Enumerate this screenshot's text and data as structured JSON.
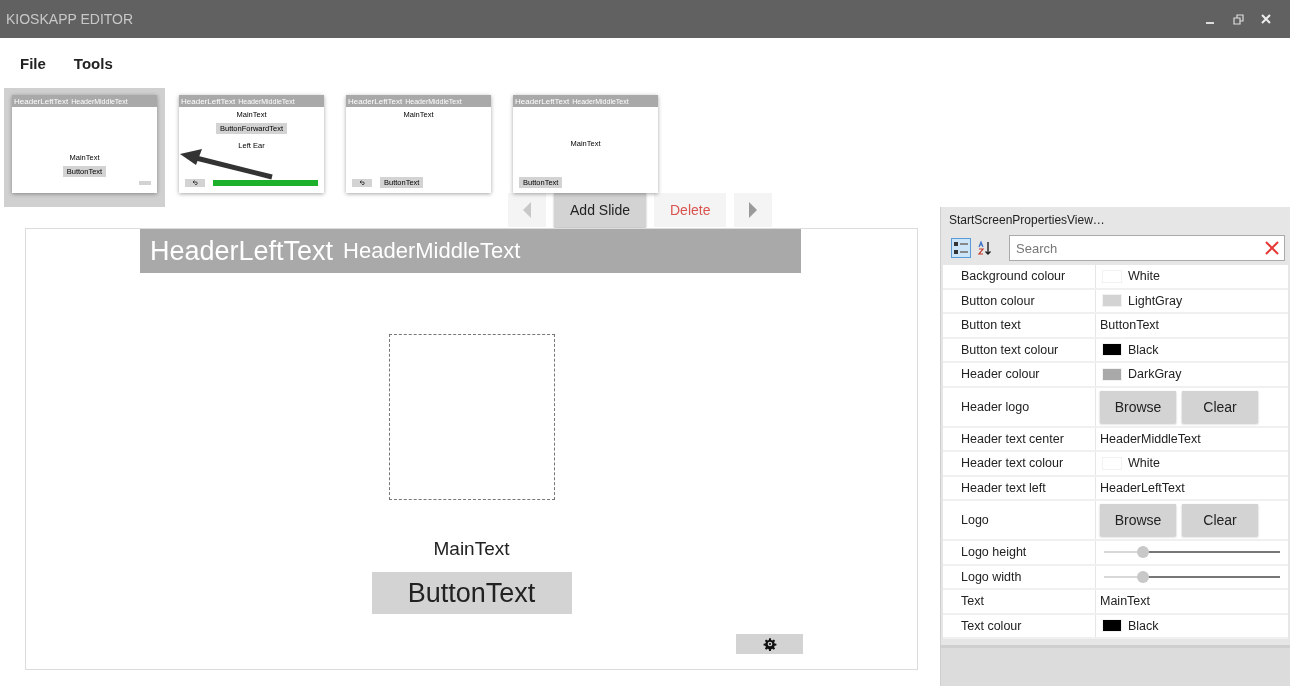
{
  "window": {
    "title": "KIOSKAPP EDITOR"
  },
  "menu": [
    "File",
    "Tools"
  ],
  "slides": [
    {
      "selected": true,
      "header_left": "HeaderLeftText",
      "header_middle": "HeaderMiddleText",
      "bottom": [
        {
          "kind": "text",
          "text": "MainText"
        },
        {
          "kind": "button",
          "text": "ButtonText"
        }
      ],
      "footer": [
        {
          "kind": "settings"
        }
      ]
    },
    {
      "selected": false,
      "header_left": "HeaderLeftText",
      "header_middle": "HeaderMiddleText",
      "top": [
        {
          "kind": "text",
          "text": "MainText"
        },
        {
          "kind": "button",
          "text": "ButtonForwardText"
        },
        {
          "kind": "text",
          "text": "Left Ear"
        }
      ],
      "footer": [
        {
          "kind": "back"
        },
        {
          "kind": "progress",
          "level": 1
        }
      ]
    },
    {
      "selected": false,
      "header_left": "HeaderLeftText",
      "header_middle": "HeaderMiddleText",
      "top": [
        {
          "kind": "text",
          "text": "MainText"
        }
      ],
      "footer": [
        {
          "kind": "back"
        },
        {
          "kind": "button",
          "text": "ButtonText"
        }
      ]
    },
    {
      "selected": false,
      "header_left": "HeaderLeftText",
      "header_middle": "HeaderMiddleText",
      "middle": [
        {
          "kind": "text",
          "text": "MainText"
        }
      ],
      "footer": [
        {
          "kind": "button",
          "text": "ButtonText"
        }
      ]
    }
  ],
  "slide_toolbar": [
    {
      "kind": "prev",
      "disabled": true
    },
    {
      "kind": "button",
      "label": "Add Slide",
      "disabled": false
    },
    {
      "kind": "button",
      "label": "Delete",
      "disabled": true
    },
    {
      "kind": "next",
      "disabled": false
    }
  ],
  "editor": {
    "header_left": "HeaderLeftText",
    "header_middle": "HeaderMiddleText",
    "main_text": "MainText",
    "button_text": "ButtonText"
  },
  "properties": {
    "title": "StartScreenPropertiesView…",
    "view_modes": [
      {
        "kind": "categorized",
        "selected": true
      },
      {
        "kind": "alphabetical",
        "selected": false
      }
    ],
    "search": {
      "placeholder": "Search"
    },
    "rows": [
      {
        "name": "Background colour",
        "kind": "color",
        "value": "White",
        "color": "#ffffff"
      },
      {
        "name": "Button colour",
        "kind": "color",
        "value": "LightGray",
        "color": "#d3d3d3"
      },
      {
        "name": "Button text",
        "kind": "text",
        "value": "ButtonText"
      },
      {
        "name": "Button text colour",
        "kind": "color",
        "value": "Black",
        "color": "#000000"
      },
      {
        "name": "Header colour",
        "kind": "color",
        "value": "DarkGray",
        "color": "#a9a9a9"
      },
      {
        "name": "Header logo",
        "kind": "buttons",
        "buttons": [
          "Browse",
          "Clear"
        ]
      },
      {
        "name": "Header text center",
        "kind": "text",
        "value": "HeaderMiddleText"
      },
      {
        "name": "Header text colour",
        "kind": "color",
        "value": "White",
        "color": "#ffffff"
      },
      {
        "name": "Header text left",
        "kind": "text",
        "value": "HeaderLeftText"
      },
      {
        "name": "Logo",
        "kind": "buttons",
        "buttons": [
          "Browse",
          "Clear"
        ]
      },
      {
        "name": "Logo height",
        "kind": "slider",
        "level": 0.2
      },
      {
        "name": "Logo width",
        "kind": "slider",
        "level": 0.2
      },
      {
        "name": "Text",
        "kind": "text",
        "value": "MainText"
      },
      {
        "name": "Text colour",
        "kind": "color",
        "value": "Black",
        "color": "#000000"
      }
    ]
  }
}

:::::

Leave out the pictures and repeat everything else in the records exactly.

SOLUTION TO THE PROBLEM.
Enumerate this screenshot's text and data as structured JSON.
{
  "window": {
    "title": "KIOSKAPP EDITOR"
  },
  "menu": [
    "File",
    "Tools"
  ],
  "slides": [
    {
      "selected": true,
      "header_left": "HeaderLeftText",
      "header_middle": "HeaderMiddleText",
      "bottom": [
        {
          "kind": "text",
          "text": "MainText"
        },
        {
          "kind": "button",
          "text": "ButtonText"
        }
      ],
      "footer": [
        {
          "kind": "settings"
        }
      ]
    },
    {
      "selected": false,
      "header_left": "HeaderLeftText",
      "header_middle": "HeaderMiddleText",
      "top": [
        {
          "kind": "text",
          "text": "MainText"
        },
        {
          "kind": "button",
          "text": "ButtonForwardText"
        },
        {
          "kind": "text",
          "text": "Left Ear"
        }
      ],
      "footer": [
        {
          "kind": "back"
        },
        {
          "kind": "progress",
          "level": 1
        }
      ]
    },
    {
      "selected": false,
      "header_left": "HeaderLeftText",
      "header_middle": "HeaderMiddleText",
      "top": [
        {
          "kind": "text",
          "text": "MainText"
        }
      ],
      "footer": [
        {
          "kind": "back"
        },
        {
          "kind": "button",
          "text": "ButtonText"
        }
      ]
    },
    {
      "selected": false,
      "header_left": "HeaderLeftText",
      "header_middle": "HeaderMiddleText",
      "middle": [
        {
          "kind": "text",
          "text": "MainText"
        }
      ],
      "footer": [
        {
          "kind": "button",
          "text": "ButtonText"
        }
      ]
    }
  ],
  "slide_toolbar": [
    {
      "kind": "prev",
      "disabled": true
    },
    {
      "kind": "button",
      "label": "Add Slide",
      "disabled": false
    },
    {
      "kind": "button",
      "label": "Delete",
      "disabled": true
    },
    {
      "kind": "next",
      "disabled": false
    }
  ],
  "editor": {
    "header_left": "HeaderLeftText",
    "header_middle": "HeaderMiddleText",
    "main_text": "MainText",
    "button_text": "ButtonText"
  },
  "properties": {
    "title": "StartScreenPropertiesView…",
    "view_modes": [
      {
        "kind": "categorized",
        "selected": true
      },
      {
        "kind": "alphabetical",
        "selected": false
      }
    ],
    "search": {
      "placeholder": "Search"
    },
    "rows": [
      {
        "name": "Background colour",
        "kind": "color",
        "value": "White",
        "color": "#ffffff"
      },
      {
        "name": "Button colour",
        "kind": "color",
        "value": "LightGray",
        "color": "#d3d3d3"
      },
      {
        "name": "Button text",
        "kind": "text",
        "value": "ButtonText"
      },
      {
        "name": "Button text colour",
        "kind": "color",
        "value": "Black",
        "color": "#000000"
      },
      {
        "name": "Header colour",
        "kind": "color",
        "value": "DarkGray",
        "color": "#a9a9a9"
      },
      {
        "name": "Header logo",
        "kind": "buttons",
        "buttons": [
          "Browse",
          "Clear"
        ]
      },
      {
        "name": "Header text center",
        "kind": "text",
        "value": "HeaderMiddleText"
      },
      {
        "name": "Header text colour",
        "kind": "color",
        "value": "White",
        "color": "#ffffff"
      },
      {
        "name": "Header text left",
        "kind": "text",
        "value": "HeaderLeftText"
      },
      {
        "name": "Logo",
        "kind": "buttons",
        "buttons": [
          "Browse",
          "Clear"
        ]
      },
      {
        "name": "Logo height",
        "kind": "slider",
        "level": 0.2
      },
      {
        "name": "Logo width",
        "kind": "slider",
        "level": 0.2
      },
      {
        "name": "Text",
        "kind": "text",
        "value": "MainText"
      },
      {
        "name": "Text colour",
        "kind": "color",
        "value": "Black",
        "color": "#000000"
      }
    ]
  }
}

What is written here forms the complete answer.